**Prompt**
Write out the records word for word, with no pictures.
** start Provided data **
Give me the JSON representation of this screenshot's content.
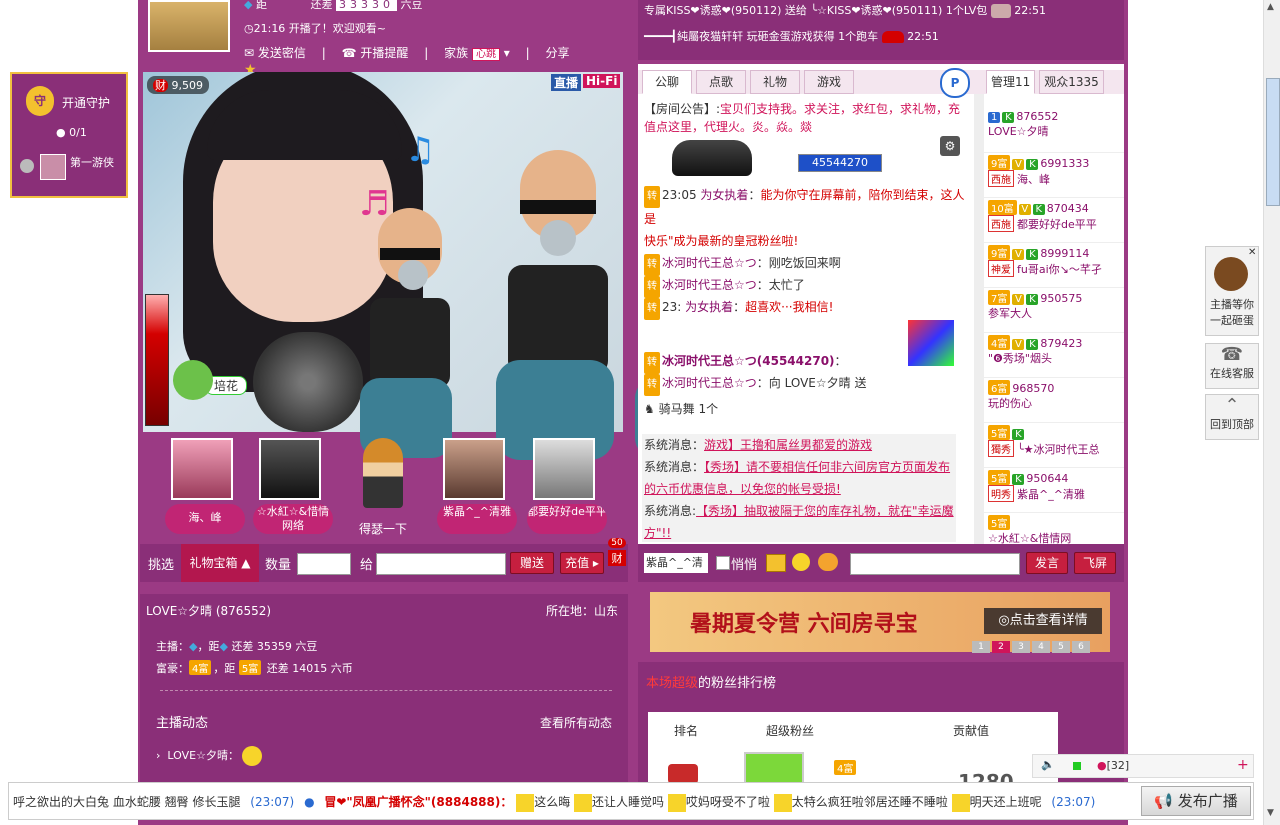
{
  "guard": {
    "label": "开通守护",
    "count": "0/1",
    "first": "第一游侠"
  },
  "header": {
    "line1_prefix": "距",
    "line1_mid": "还差",
    "line1_digits": "33330",
    "line1_suffix": "六豆",
    "time_line": "21:16 开播了！欢迎观看~",
    "send_msg": "发送密信",
    "live_remind": "开播提醒",
    "family": "家族",
    "family_badge": "心跳",
    "share": "分享"
  },
  "video": {
    "fortune": "9,509",
    "live_badge": "直播",
    "hifi_badge": "Hi-Fi",
    "flower_label": "培花"
  },
  "fans_thumbs": [
    {
      "label": "海、峰"
    },
    {
      "label": "☆水紅☆&惜情网络"
    },
    {
      "label": "得瑟一下"
    },
    {
      "label": "紫晶^_^清雅"
    },
    {
      "label": "都要好好de平平"
    }
  ],
  "gift_bar": {
    "pick": "挑选",
    "gift_box": "礼物宝箱",
    "quantity": "数量",
    "give_to": "给",
    "gift_btn": "赠送",
    "recharge_btn": "充值",
    "wealth_badge": "50",
    "wealth_char": "财"
  },
  "announce": [
    {
      "text": "专属KISS❤诱惑❤(950112) 送给 ╰☆KISS❤诱惑❤(950111) 1个LV包",
      "time": "22:51"
    },
    {
      "text": "━━━━┫純屬夜猫轩轩 玩砸金蛋游戏获得 1个跑车",
      "time": "22:51"
    }
  ],
  "chat_tabs": [
    "公聊",
    "点歌",
    "礼物",
    "游戏"
  ],
  "room_notice": {
    "label": "【房间公告】:",
    "text": "宝贝们支持我。求关注，求红包，求礼物，充值点这里，代理火。炎。焱。燚"
  },
  "room_number": "45544270",
  "chat_lines": [
    {
      "time": "23:05",
      "user": "为女执着",
      "msg": "能为你守在屏幕前，陪你到结束，这人是"
    },
    {
      "time": "",
      "user": "快乐",
      "msg": "\"成为最新的皇冠粉丝啦!"
    },
    {
      "time": "",
      "user": "冰河时代王总☆つ",
      "msg": "刚吃饭回来啊"
    },
    {
      "time": "",
      "user": "冰河时代王总☆つ",
      "msg": "太忙了"
    },
    {
      "time": "23:",
      "user": "为女执着",
      "msg": "超喜欢···我相信!"
    },
    {
      "time": "",
      "user": "冰河时代王总☆つ(45544270)",
      "msg": ""
    },
    {
      "time": "",
      "user": "冰河时代王总☆つ",
      "msg": "向 LOVE☆夕晴 送"
    },
    {
      "time": "",
      "user": "骑马舞",
      "msg": "1个"
    }
  ],
  "system_msgs": [
    {
      "label": "系统消息",
      "text": "游戏】王撸和属丝男都爱的游戏"
    },
    {
      "label": "系统消息",
      "text": "【秀场】请不要相信任何非六间房官方页面发布的六币优惠信息，以免您的帐号受损!"
    },
    {
      "label": "系统消息:",
      "text": "【秀场】抽取被隔于您的库存礼物，就在\"幸运魔方\"!!"
    }
  ],
  "chat_input": {
    "target": "紫晶^_^清",
    "quiet": "悄悄",
    "send": "发言",
    "fly": "飞屏"
  },
  "viewer_tabs": {
    "manage": "管理11",
    "audience": "观众1335"
  },
  "managers": [
    {
      "level": "1",
      "id": "876552",
      "name": "LOVE☆夕晴",
      "tag": "",
      "lv": ""
    },
    {
      "level": "9富",
      "id": "6991333",
      "name": "海、峰",
      "tag": "西施",
      "lv": "V"
    },
    {
      "level": "10富",
      "id": "870434",
      "name": "都要好好de平平",
      "tag": "西施",
      "lv": "V"
    },
    {
      "level": "9富",
      "id": "8999114",
      "name": "fu哥ai你↘～芊孑",
      "tag": "神爱",
      "lv": "V"
    },
    {
      "level": "7富",
      "id": "950575",
      "name": "参军大人",
      "tag": "",
      "lv": "V"
    },
    {
      "level": "4富",
      "id": "879423",
      "name": "\"❻秀场\"烟头",
      "tag": "",
      "lv": "V"
    },
    {
      "level": "6富",
      "id": "968570",
      "name": "玩的伤心",
      "tag": "",
      "lv": ""
    },
    {
      "level": "5富",
      "id": "",
      "name": "╰★冰河时代王总",
      "tag": "獨秀",
      "lv": ""
    },
    {
      "level": "5富",
      "id": "950644",
      "name": "紫晶^_^清雅",
      "tag": "明秀",
      "lv": ""
    },
    {
      "level": "5富",
      "id": "",
      "name": "☆水紅☆&惜情网",
      "tag": "",
      "lv": ""
    }
  ],
  "host": {
    "name_line": "LOVE☆夕晴 (876552)",
    "location": "所在地：山东",
    "anchor_label": "主播：",
    "anchor_mid": "，距",
    "anchor_remain": "还差 35359 六豆",
    "rich_label": "富豪：",
    "rich_level": "4富",
    "rich_next": "5富",
    "rich_remain": "还差 14015 六币",
    "dynamic_title": "主播动态",
    "view_all": "查看所有动态",
    "dynamic_item": "LOVE☆夕晴："
  },
  "banner": {
    "title": "暑期夏令营 六间房寻宝",
    "detail": "点击查看详情",
    "pages": [
      "1",
      "2",
      "3",
      "4",
      "5",
      "6"
    ],
    "active_page": "2"
  },
  "fan_rank": {
    "title_highlight": "本场超级",
    "title_rest": "的粉丝排行榜",
    "col_rank": "排名",
    "col_fan": "超级粉丝",
    "col_contrib": "贡献值",
    "first_value": "1280",
    "first_level": "4富"
  },
  "side_right": {
    "egg": "主播等你一起砸蛋",
    "service": "在线客服",
    "top": "回到顶部"
  },
  "ticker": {
    "text": "呼之欲出的大白兔 血水蛇腰 翘臀 修长玉腿",
    "time1": "(23:07)",
    "user": "冒❤\"凤凰广播怀念\"(8884888)：",
    "msgs": [
      "这么晦",
      "还让人睡觉吗",
      "哎妈呀受不了啦",
      "太特么疯狂啦邻居还睡不睡啦",
      "明天还上班呢"
    ],
    "time2": "(23:07)",
    "publish": "发布广播",
    "user_count": "[32]"
  },
  "colors": {
    "frame": "#9b3a84",
    "accent": "#d0145a",
    "button": "#c61f3f"
  }
}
** end Provided data **
**Solution to this exercise**
Give me the JSON representation of this screenshot's content.
{
  "guard": {
    "label": "开通守护",
    "count": "0/1",
    "first": "第一游侠"
  },
  "header": {
    "line1_prefix": "距",
    "line1_mid": "还差",
    "line1_digits": "33330",
    "line1_suffix": "六豆",
    "time_line": "21:16 开播了！欢迎观看~",
    "send_msg": "发送密信",
    "live_remind": "开播提醒",
    "family": "家族",
    "family_badge": "心跳",
    "share": "分享"
  },
  "video": {
    "fortune": "9,509",
    "live_badge": "直播",
    "hifi_badge": "Hi-Fi",
    "flower_label": "培花"
  },
  "fans_thumbs": [
    {
      "label": "海、峰"
    },
    {
      "label": "☆水紅☆&惜情网络"
    },
    {
      "label": "得瑟一下"
    },
    {
      "label": "紫晶^_^清雅"
    },
    {
      "label": "都要好好de平平"
    }
  ],
  "gift_bar": {
    "pick": "挑选",
    "gift_box": "礼物宝箱",
    "quantity": "数量",
    "give_to": "给",
    "gift_btn": "赠送",
    "recharge_btn": "充值",
    "wealth_badge": "50",
    "wealth_char": "财"
  },
  "announce": [
    {
      "text": "专属KISS❤诱惑❤(950112) 送给 ╰☆KISS❤诱惑❤(950111) 1个LV包",
      "time": "22:51"
    },
    {
      "text": "━━━━┫純屬夜猫轩轩 玩砸金蛋游戏获得 1个跑车",
      "time": "22:51"
    }
  ],
  "chat_tabs": [
    "公聊",
    "点歌",
    "礼物",
    "游戏"
  ],
  "room_notice": {
    "label": "【房间公告】:",
    "text": "宝贝们支持我。求关注，求红包，求礼物，充值点这里，代理火。炎。焱。燚"
  },
  "room_number": "45544270",
  "chat_lines": [
    {
      "time": "23:05",
      "user": "为女执着",
      "msg": "能为你守在屏幕前，陪你到结束，这人是"
    },
    {
      "time": "",
      "user": "快乐",
      "msg": "\"成为最新的皇冠粉丝啦!"
    },
    {
      "time": "",
      "user": "冰河时代王总☆つ",
      "msg": "刚吃饭回来啊"
    },
    {
      "time": "",
      "user": "冰河时代王总☆つ",
      "msg": "太忙了"
    },
    {
      "time": "23:",
      "user": "为女执着",
      "msg": "超喜欢···我相信!"
    },
    {
      "time": "",
      "user": "冰河时代王总☆つ(45544270)",
      "msg": ""
    },
    {
      "time": "",
      "user": "冰河时代王总☆つ",
      "msg": "向 LOVE☆夕晴 送"
    },
    {
      "time": "",
      "user": "骑马舞",
      "msg": "1个"
    }
  ],
  "system_msgs": [
    {
      "label": "系统消息",
      "text": "游戏】王撸和属丝男都爱的游戏"
    },
    {
      "label": "系统消息",
      "text": "【秀场】请不要相信任何非六间房官方页面发布的六币优惠信息，以免您的帐号受损!"
    },
    {
      "label": "系统消息:",
      "text": "【秀场】抽取被隔于您的库存礼物，就在\"幸运魔方\"!!"
    }
  ],
  "chat_input": {
    "target": "紫晶^_^清",
    "quiet": "悄悄",
    "send": "发言",
    "fly": "飞屏"
  },
  "viewer_tabs": {
    "manage": "管理11",
    "audience": "观众1335"
  },
  "managers": [
    {
      "level": "1",
      "id": "876552",
      "name": "LOVE☆夕晴",
      "tag": "",
      "lv": ""
    },
    {
      "level": "9富",
      "id": "6991333",
      "name": "海、峰",
      "tag": "西施",
      "lv": "V"
    },
    {
      "level": "10富",
      "id": "870434",
      "name": "都要好好de平平",
      "tag": "西施",
      "lv": "V"
    },
    {
      "level": "9富",
      "id": "8999114",
      "name": "fu哥ai你↘～芊孑",
      "tag": "神爱",
      "lv": "V"
    },
    {
      "level": "7富",
      "id": "950575",
      "name": "参军大人",
      "tag": "",
      "lv": "V"
    },
    {
      "level": "4富",
      "id": "879423",
      "name": "\"❻秀场\"烟头",
      "tag": "",
      "lv": "V"
    },
    {
      "level": "6富",
      "id": "968570",
      "name": "玩的伤心",
      "tag": "",
      "lv": ""
    },
    {
      "level": "5富",
      "id": "",
      "name": "╰★冰河时代王总",
      "tag": "獨秀",
      "lv": ""
    },
    {
      "level": "5富",
      "id": "950644",
      "name": "紫晶^_^清雅",
      "tag": "明秀",
      "lv": ""
    },
    {
      "level": "5富",
      "id": "",
      "name": "☆水紅☆&惜情网",
      "tag": "",
      "lv": ""
    }
  ],
  "host": {
    "name_line": "LOVE☆夕晴 (876552)",
    "location": "所在地：山东",
    "anchor_label": "主播：",
    "anchor_mid": "，距",
    "anchor_remain": "还差 35359 六豆",
    "rich_label": "富豪：",
    "rich_level": "4富",
    "rich_next": "5富",
    "rich_remain": "还差 14015 六币",
    "dynamic_title": "主播动态",
    "view_all": "查看所有动态",
    "dynamic_item": "LOVE☆夕晴："
  },
  "banner": {
    "title": "暑期夏令营 六间房寻宝",
    "detail": "点击查看详情",
    "pages": [
      "1",
      "2",
      "3",
      "4",
      "5",
      "6"
    ],
    "active_page": "2"
  },
  "fan_rank": {
    "title_highlight": "本场超级",
    "title_rest": "的粉丝排行榜",
    "col_rank": "排名",
    "col_fan": "超级粉丝",
    "col_contrib": "贡献值",
    "first_value": "1280",
    "first_level": "4富"
  },
  "side_right": {
    "egg": "主播等你一起砸蛋",
    "service": "在线客服",
    "top": "回到顶部"
  },
  "ticker": {
    "text": "呼之欲出的大白兔 血水蛇腰 翘臀 修长玉腿",
    "time1": "(23:07)",
    "user": "冒❤\"凤凰广播怀念\"(8884888)：",
    "msgs": [
      "这么晦",
      "还让人睡觉吗",
      "哎妈呀受不了啦",
      "太特么疯狂啦邻居还睡不睡啦",
      "明天还上班呢"
    ],
    "time2": "(23:07)",
    "publish": "发布广播",
    "user_count": "[32]"
  },
  "colors": {
    "frame": "#9b3a84",
    "accent": "#d0145a",
    "button": "#c61f3f"
  }
}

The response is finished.